** begin Data **

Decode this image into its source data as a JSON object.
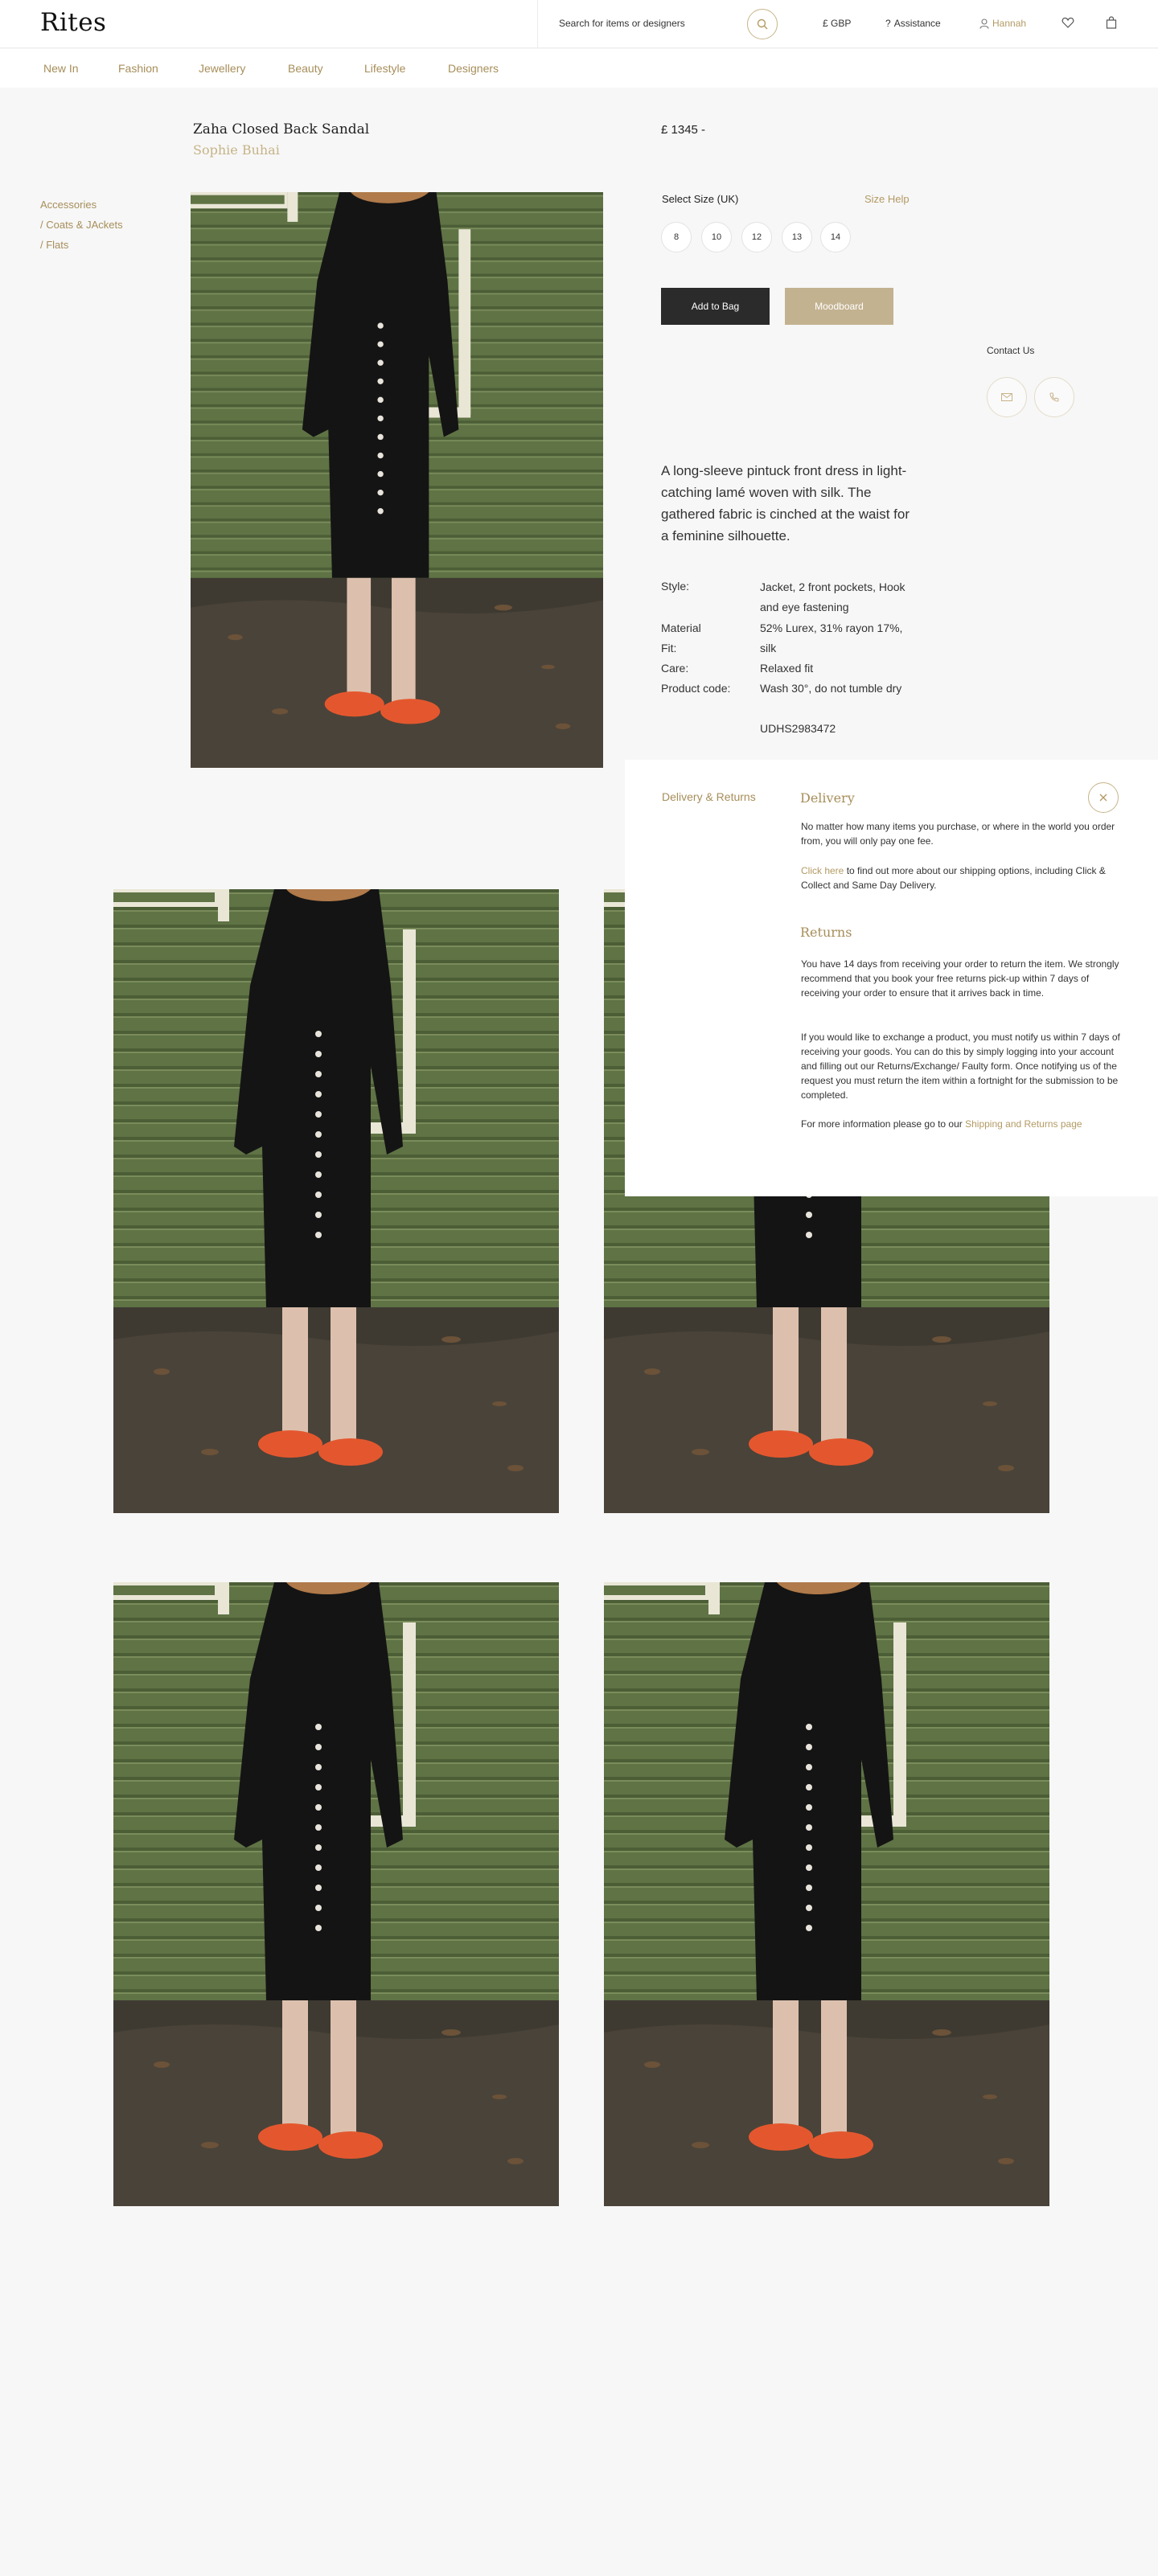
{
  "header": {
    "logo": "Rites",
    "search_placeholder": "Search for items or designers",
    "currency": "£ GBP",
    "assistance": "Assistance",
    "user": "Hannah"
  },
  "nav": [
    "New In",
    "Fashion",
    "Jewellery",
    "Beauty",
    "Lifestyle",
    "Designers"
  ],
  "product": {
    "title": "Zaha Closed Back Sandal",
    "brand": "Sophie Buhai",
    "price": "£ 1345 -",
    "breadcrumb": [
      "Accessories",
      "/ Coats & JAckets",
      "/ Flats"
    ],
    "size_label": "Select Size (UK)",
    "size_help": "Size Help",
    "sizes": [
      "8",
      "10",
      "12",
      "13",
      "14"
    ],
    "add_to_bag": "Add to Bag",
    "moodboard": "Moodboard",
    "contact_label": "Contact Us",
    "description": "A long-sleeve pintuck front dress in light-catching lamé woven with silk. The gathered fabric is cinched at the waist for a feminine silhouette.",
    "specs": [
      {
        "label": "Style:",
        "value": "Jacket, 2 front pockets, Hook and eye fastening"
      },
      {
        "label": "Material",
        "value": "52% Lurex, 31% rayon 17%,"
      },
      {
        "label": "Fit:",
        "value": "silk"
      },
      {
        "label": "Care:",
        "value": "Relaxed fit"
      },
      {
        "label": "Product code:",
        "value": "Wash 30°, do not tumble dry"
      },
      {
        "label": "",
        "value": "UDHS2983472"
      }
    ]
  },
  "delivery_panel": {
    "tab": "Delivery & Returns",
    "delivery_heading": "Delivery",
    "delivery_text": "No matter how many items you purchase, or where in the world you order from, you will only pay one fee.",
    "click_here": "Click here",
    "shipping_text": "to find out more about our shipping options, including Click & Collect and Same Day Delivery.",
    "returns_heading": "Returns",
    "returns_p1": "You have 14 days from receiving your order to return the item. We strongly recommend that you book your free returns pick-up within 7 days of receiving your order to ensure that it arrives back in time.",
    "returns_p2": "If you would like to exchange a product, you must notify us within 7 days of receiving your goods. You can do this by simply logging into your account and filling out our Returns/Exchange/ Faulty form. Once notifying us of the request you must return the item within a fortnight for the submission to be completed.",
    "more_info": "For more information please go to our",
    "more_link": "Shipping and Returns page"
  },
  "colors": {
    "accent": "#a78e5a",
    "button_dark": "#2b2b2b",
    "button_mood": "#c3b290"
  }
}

** end Data **
** begin Data **

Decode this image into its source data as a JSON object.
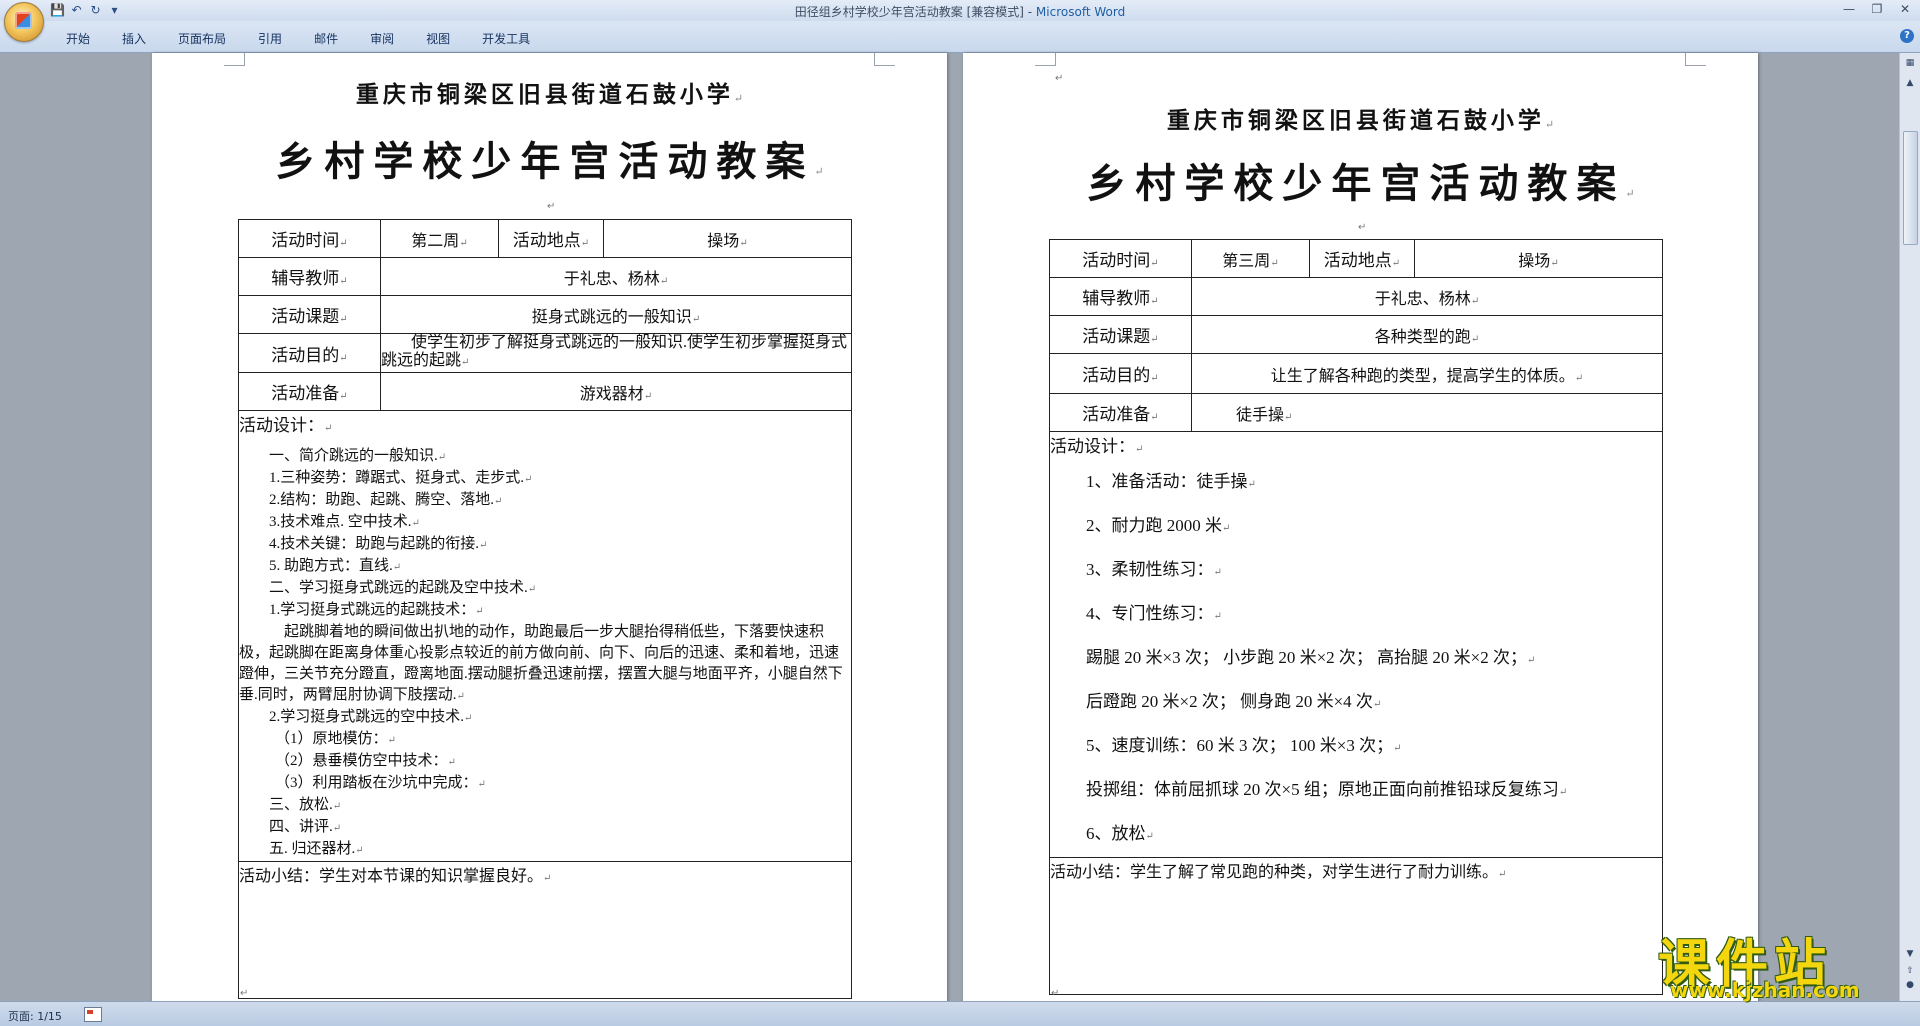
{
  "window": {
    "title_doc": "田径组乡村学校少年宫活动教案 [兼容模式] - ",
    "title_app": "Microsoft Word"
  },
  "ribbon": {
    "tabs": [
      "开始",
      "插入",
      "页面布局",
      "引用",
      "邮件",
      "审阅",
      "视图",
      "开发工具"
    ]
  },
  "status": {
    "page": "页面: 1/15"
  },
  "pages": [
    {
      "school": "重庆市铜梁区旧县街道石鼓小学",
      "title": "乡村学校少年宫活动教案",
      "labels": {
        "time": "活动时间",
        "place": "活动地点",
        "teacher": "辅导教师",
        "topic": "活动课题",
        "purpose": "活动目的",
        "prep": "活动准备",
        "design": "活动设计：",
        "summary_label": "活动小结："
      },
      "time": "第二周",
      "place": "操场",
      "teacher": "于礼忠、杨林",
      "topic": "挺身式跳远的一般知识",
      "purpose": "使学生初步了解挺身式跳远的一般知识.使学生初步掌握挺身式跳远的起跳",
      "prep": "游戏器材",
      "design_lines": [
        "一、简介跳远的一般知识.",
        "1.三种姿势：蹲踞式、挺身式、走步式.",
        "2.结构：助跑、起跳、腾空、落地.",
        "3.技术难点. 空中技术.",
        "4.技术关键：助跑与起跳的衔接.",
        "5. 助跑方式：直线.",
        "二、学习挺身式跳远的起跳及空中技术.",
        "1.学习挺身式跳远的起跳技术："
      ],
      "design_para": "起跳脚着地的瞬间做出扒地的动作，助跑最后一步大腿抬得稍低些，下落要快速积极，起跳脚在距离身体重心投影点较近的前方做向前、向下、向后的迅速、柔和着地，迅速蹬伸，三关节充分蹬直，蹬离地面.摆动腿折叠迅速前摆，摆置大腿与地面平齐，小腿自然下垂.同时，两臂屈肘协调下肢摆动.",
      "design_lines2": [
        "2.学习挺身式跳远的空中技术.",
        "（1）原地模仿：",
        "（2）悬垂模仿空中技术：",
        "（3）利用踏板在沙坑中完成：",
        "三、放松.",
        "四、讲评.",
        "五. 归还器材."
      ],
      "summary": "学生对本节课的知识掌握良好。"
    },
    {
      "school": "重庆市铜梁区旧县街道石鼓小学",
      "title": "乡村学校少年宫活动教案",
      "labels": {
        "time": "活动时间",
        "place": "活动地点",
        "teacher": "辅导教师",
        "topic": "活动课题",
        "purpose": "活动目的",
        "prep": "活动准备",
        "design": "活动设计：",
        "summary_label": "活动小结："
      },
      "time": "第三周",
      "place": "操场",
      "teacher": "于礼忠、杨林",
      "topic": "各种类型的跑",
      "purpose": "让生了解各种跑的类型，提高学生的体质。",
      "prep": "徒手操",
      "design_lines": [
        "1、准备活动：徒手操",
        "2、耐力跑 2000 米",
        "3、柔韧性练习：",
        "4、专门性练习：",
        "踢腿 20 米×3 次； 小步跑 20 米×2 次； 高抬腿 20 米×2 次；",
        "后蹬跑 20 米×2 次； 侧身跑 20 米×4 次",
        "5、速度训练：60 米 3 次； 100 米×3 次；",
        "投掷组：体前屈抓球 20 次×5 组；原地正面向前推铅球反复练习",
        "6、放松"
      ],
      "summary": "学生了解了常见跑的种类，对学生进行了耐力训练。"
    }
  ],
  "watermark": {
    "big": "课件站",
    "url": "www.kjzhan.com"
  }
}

** end Data **
** begin Data **

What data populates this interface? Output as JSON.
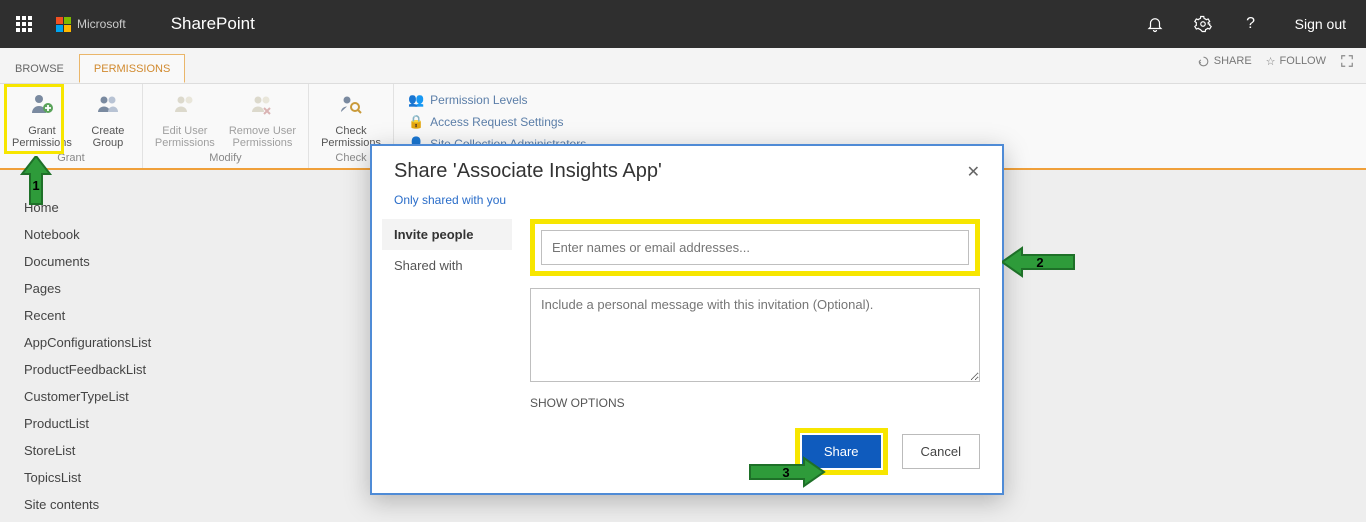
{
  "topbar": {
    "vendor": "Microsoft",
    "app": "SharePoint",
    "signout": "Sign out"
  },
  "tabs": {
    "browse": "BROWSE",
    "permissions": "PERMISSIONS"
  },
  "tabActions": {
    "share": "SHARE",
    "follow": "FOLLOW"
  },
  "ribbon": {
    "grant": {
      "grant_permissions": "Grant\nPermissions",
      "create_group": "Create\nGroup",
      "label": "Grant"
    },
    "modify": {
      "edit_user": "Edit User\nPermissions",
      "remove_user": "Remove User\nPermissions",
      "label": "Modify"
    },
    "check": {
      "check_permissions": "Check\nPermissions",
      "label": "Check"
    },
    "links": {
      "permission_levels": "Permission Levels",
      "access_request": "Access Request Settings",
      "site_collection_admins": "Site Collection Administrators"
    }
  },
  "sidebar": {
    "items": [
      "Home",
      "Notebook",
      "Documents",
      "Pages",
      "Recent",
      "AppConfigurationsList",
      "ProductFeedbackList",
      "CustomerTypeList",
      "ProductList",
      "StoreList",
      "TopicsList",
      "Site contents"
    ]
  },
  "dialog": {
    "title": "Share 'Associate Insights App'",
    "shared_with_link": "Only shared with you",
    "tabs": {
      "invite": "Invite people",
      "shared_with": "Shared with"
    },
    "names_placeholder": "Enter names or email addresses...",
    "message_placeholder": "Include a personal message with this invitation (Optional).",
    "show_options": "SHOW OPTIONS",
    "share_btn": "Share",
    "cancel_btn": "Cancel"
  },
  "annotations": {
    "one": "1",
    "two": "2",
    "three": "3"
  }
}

** end Data **

Exercise brief ▸
Copy out every line from the material above in which the word "days" appears.

The output ▸
    "returns_p1": "You have 14 days from receiving your order to return the item. We strongly recommend that you book your free returns pick-up within 7 days of receiving your order to ensure that it arrives back in time.",
    "returns_p2": "If you would like to exchange a product, you must notify us within 7 days of receiving your goods. You can do this by simply logging into your account and filling out our Returns/Exchange/ Faulty form. Once notifying us of the request you must return the item within a fortnight for the submission to be completed.",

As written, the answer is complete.